§ Collection entries
↓↓↓

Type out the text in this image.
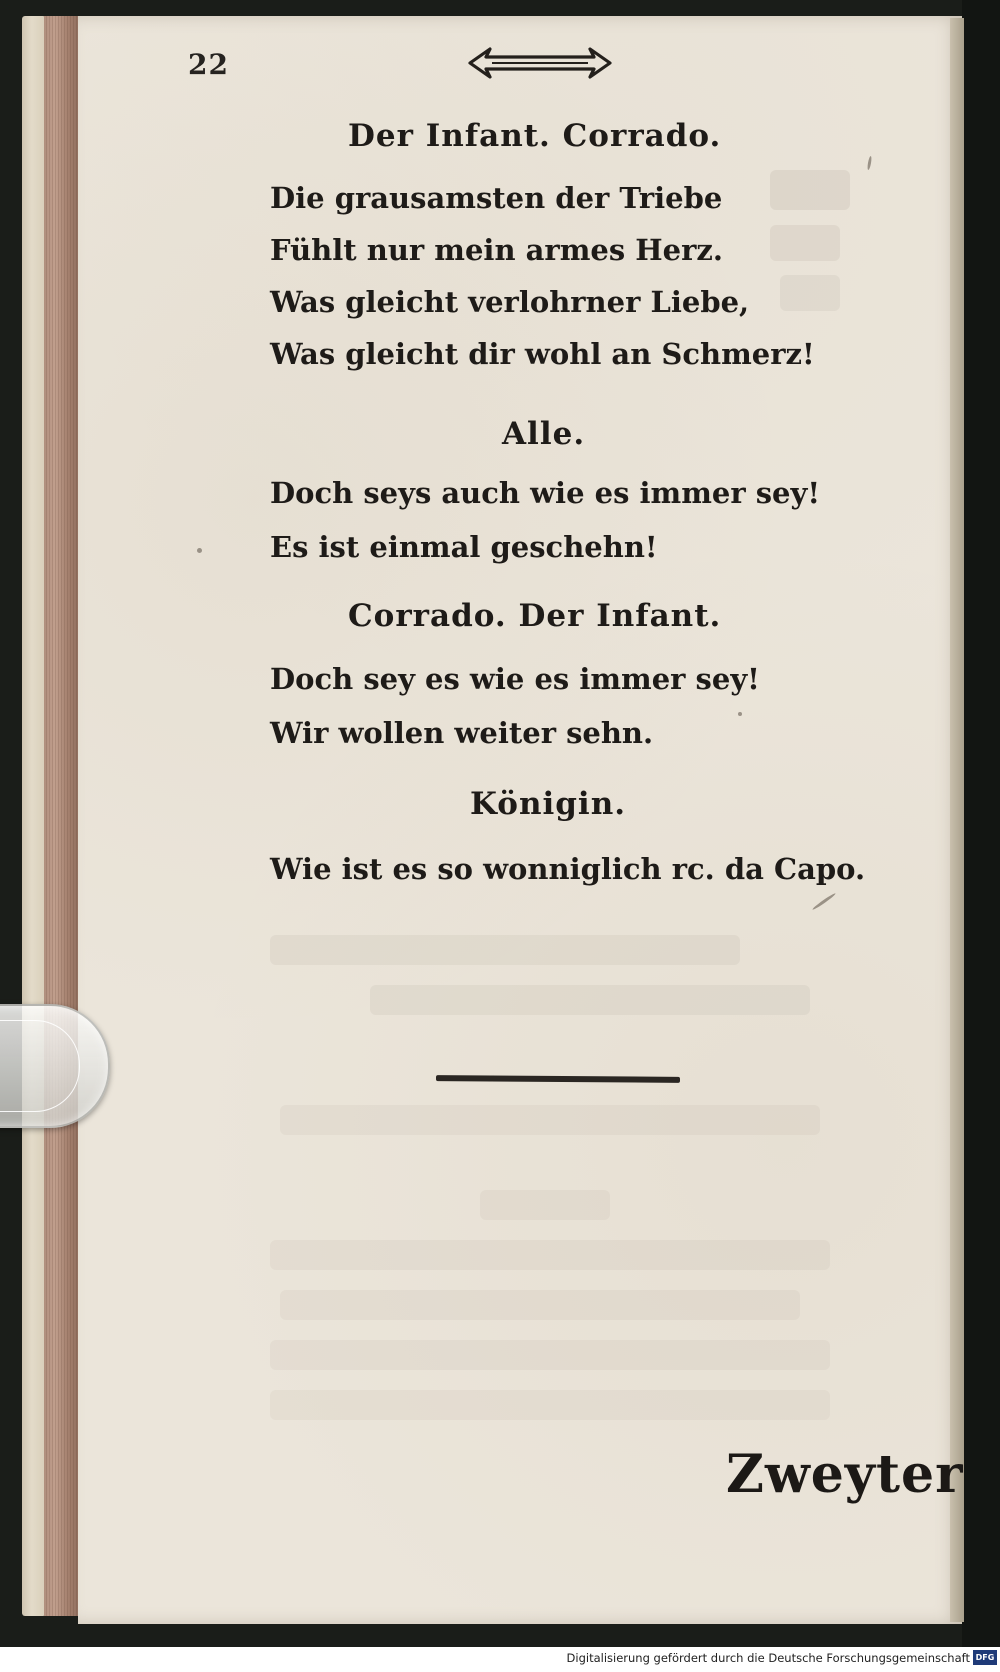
22
Der Infant. Corrado.
Die grausamsten der Triebe
Fühlt nur mein armes Herz.
Was gleicht verlohrner Liebe,
Was gleicht dir wohl an Schmerz!
Alle.
Doch seys auch wie es immer sey!
Es ist einmal geschehn!
Corrado. Der Infant.
Doch sey es wie es immer sey!
Wir wollen weiter sehn.
Königin.
Wie ist es so wonniglich rc. da Capo.
Zweyter
Digitalisierung gefördert durch die Deutsche Forschungsgemeinschaft DFG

↑↑↑

§ Written task
Only the number is wanted: how many lines of the data contain the word "Infant"?

§ Exercise result
2